Find the lines containing the word "ylabel" and copy every one of them.

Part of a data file
——
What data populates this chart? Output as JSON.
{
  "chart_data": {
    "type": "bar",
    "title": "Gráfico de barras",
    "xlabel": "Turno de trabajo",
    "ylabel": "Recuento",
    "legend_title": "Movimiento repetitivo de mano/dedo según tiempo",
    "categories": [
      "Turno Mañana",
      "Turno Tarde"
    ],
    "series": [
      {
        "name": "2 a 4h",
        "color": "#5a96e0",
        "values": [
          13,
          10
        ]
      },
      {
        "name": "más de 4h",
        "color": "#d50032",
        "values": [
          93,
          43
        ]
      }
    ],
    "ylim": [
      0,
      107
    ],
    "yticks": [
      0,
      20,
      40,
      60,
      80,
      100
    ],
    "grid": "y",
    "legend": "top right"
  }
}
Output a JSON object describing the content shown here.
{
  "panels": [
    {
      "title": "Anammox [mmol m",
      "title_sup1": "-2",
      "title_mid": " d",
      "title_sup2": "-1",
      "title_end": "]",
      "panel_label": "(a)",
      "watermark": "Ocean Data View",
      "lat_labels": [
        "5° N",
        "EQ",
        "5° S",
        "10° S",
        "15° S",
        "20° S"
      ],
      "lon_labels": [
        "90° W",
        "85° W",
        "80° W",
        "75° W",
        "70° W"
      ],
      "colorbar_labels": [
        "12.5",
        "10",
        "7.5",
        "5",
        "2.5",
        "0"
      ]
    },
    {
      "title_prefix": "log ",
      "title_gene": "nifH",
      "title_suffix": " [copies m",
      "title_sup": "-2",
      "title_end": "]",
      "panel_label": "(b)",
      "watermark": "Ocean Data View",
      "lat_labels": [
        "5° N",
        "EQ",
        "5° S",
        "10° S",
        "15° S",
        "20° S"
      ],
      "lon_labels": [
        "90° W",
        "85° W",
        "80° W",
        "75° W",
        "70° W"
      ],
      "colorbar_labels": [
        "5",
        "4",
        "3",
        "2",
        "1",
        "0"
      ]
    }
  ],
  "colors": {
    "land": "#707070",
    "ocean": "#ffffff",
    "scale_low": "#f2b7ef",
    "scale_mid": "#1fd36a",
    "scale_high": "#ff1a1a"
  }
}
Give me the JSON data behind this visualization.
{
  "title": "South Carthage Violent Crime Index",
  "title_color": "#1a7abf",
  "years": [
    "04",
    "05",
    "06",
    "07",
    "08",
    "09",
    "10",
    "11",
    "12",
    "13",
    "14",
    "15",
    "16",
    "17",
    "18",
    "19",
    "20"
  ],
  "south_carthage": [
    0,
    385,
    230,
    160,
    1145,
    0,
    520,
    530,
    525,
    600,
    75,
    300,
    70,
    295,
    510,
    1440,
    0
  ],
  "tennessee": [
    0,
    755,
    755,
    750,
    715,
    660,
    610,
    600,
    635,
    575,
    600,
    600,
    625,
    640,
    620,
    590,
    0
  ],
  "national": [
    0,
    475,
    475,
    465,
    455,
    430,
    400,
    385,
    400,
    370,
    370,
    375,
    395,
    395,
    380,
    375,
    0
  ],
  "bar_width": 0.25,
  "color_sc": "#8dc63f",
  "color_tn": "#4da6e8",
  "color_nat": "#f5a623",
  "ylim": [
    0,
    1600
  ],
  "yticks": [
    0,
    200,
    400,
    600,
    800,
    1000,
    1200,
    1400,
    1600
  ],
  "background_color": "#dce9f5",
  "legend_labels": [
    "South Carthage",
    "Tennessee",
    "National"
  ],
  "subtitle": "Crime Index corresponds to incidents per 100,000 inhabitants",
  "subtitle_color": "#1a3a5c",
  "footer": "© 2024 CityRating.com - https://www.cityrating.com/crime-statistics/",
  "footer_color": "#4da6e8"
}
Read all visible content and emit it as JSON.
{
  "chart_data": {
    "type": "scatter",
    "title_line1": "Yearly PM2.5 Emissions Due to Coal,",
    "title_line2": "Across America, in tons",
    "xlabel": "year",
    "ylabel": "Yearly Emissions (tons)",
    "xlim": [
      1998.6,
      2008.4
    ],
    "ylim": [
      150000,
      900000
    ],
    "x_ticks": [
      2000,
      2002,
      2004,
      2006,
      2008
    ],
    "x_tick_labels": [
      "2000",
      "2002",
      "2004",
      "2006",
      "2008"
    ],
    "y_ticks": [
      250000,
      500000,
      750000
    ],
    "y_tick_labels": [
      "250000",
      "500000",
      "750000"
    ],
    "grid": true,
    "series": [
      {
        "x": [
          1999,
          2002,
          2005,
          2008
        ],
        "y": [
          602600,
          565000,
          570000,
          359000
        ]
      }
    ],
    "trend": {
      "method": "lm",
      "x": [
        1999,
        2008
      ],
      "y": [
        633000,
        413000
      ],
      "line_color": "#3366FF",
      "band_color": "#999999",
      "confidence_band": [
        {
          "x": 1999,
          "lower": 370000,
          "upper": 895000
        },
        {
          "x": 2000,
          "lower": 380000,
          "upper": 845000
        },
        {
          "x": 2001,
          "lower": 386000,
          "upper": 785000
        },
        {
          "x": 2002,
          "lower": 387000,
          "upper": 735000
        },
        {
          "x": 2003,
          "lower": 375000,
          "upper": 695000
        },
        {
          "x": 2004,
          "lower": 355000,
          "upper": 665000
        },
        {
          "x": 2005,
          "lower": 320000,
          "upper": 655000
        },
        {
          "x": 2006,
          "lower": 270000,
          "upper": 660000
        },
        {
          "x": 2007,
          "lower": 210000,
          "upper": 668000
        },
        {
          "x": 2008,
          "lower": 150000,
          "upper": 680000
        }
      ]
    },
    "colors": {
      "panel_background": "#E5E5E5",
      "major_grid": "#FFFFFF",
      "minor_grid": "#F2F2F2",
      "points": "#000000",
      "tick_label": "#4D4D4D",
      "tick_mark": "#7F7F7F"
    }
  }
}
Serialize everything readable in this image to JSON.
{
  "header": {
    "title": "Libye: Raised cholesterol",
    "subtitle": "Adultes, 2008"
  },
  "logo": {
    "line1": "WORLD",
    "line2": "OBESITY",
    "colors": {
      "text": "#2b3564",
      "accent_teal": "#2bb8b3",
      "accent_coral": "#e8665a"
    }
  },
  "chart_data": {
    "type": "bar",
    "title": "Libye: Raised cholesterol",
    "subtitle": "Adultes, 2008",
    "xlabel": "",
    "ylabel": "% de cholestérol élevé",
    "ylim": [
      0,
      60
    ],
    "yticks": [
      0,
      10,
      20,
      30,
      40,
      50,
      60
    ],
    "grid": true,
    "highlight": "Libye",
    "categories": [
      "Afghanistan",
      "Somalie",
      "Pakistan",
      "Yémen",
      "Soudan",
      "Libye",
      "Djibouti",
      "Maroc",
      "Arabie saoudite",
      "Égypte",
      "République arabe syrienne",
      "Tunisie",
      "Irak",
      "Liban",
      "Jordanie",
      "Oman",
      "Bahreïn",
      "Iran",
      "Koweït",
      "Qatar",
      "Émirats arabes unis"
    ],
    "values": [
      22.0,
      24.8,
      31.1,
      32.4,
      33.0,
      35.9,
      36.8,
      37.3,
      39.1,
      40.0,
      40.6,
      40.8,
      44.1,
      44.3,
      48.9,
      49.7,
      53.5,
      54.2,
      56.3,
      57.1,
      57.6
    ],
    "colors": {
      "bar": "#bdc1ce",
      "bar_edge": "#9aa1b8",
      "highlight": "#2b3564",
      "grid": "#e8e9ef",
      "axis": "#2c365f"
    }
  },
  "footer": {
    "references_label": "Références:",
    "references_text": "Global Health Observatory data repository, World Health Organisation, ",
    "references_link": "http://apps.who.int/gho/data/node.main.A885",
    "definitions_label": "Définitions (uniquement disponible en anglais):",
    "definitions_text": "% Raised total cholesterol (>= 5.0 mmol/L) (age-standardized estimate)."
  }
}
——
_Solved problem_
    "ylabel": "Recuento",
    "ylabel": "Yearly Emissions (tons)",
    "ylabel": "% de cholestérol élevé",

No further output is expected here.